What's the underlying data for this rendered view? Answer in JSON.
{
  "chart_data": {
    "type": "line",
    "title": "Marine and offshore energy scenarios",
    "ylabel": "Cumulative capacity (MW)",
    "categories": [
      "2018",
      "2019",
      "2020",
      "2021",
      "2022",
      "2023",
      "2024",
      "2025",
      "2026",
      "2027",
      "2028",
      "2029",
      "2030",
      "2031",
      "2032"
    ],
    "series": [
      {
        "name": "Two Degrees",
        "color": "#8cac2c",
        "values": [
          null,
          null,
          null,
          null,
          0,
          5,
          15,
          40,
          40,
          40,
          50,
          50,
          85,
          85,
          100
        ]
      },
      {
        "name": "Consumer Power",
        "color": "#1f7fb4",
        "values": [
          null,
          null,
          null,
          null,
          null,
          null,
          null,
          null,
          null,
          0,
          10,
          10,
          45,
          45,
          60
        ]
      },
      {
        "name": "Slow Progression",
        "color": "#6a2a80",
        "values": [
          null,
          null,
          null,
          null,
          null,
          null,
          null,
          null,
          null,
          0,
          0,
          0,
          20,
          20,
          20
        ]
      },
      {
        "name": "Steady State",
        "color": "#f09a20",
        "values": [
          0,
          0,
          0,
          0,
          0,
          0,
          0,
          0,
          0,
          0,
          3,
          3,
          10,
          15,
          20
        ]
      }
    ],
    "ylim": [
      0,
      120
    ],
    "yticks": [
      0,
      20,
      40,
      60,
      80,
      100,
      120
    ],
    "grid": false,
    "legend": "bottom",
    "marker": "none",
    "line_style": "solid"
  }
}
# # #
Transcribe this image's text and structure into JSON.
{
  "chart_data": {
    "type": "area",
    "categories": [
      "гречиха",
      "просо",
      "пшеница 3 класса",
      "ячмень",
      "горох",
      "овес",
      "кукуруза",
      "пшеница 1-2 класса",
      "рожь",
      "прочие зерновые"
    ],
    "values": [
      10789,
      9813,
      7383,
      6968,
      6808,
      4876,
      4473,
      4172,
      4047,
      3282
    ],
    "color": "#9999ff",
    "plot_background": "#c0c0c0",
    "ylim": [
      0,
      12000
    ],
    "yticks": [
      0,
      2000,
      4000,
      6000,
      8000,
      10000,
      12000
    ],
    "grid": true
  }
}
# # #
**Required work**
Of the lines in this listing, report how many contain the string "color", and give the number only.

**Solution to this task**
5